• **Problem requirements**
Write out the data below exactly as given, without any of its pictures.

• **Material to process**
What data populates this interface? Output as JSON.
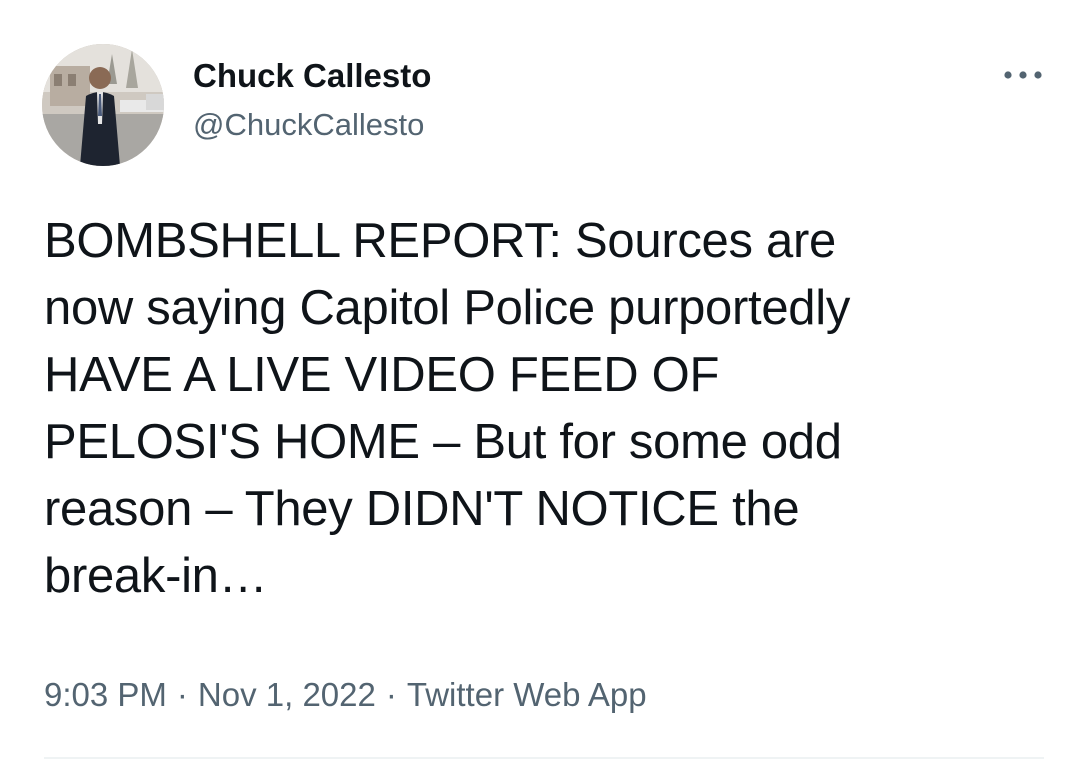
{
  "author": {
    "display_name": "Chuck Callesto",
    "handle": "@ChuckCallesto",
    "avatar_icon": "profile-photo"
  },
  "more_icon": "more-dots-icon",
  "tweet": {
    "text": "BOMBSHELL REPORT: Sources are\nnow saying Capitol Police purportedly\nHAVE A LIVE VIDEO FEED OF\nPELOSI'S HOME – But for some odd\nreason – They DIDN'T NOTICE the\nbreak-in…"
  },
  "meta": {
    "time": "9:03 PM",
    "separator": "·",
    "date": "Nov 1, 2022",
    "source": "Twitter Web App"
  },
  "colors": {
    "text": "#0f1419",
    "secondary": "#536471",
    "divider": "#eff3f4"
  }
}
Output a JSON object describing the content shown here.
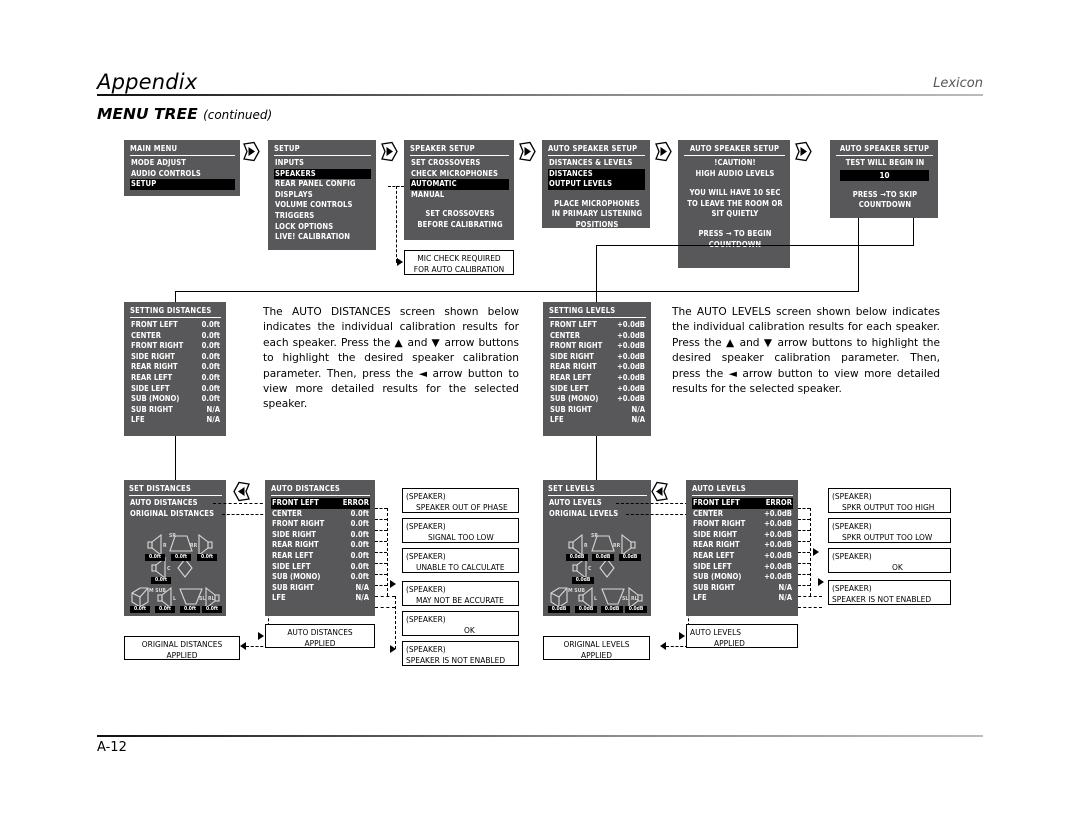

• **The result**
What data populates this interface? Output as JSON.
{
  "author": {
    "display_name": "Chuck Callesto",
    "handle": "@ChuckCallesto",
    "avatar_icon": "profile-photo"
  },
  "more_icon": "more-dots-icon",
  "tweet": {
    "text": "BOMBSHELL REPORT: Sources are\nnow saying Capitol Police purportedly\nHAVE A LIVE VIDEO FEED OF\nPELOSI'S HOME – But for some odd\nreason – They DIDN'T NOTICE the\nbreak-in…"
  },
  "meta": {
    "time": "9:03 PM",
    "separator": "·",
    "date": "Nov 1, 2022",
    "source": "Twitter Web App"
  },
  "colors": {
    "text": "#0f1419",
    "secondary": "#536471",
    "divider": "#eff3f4"
  }
}
Output a JSON object describing the content shown here.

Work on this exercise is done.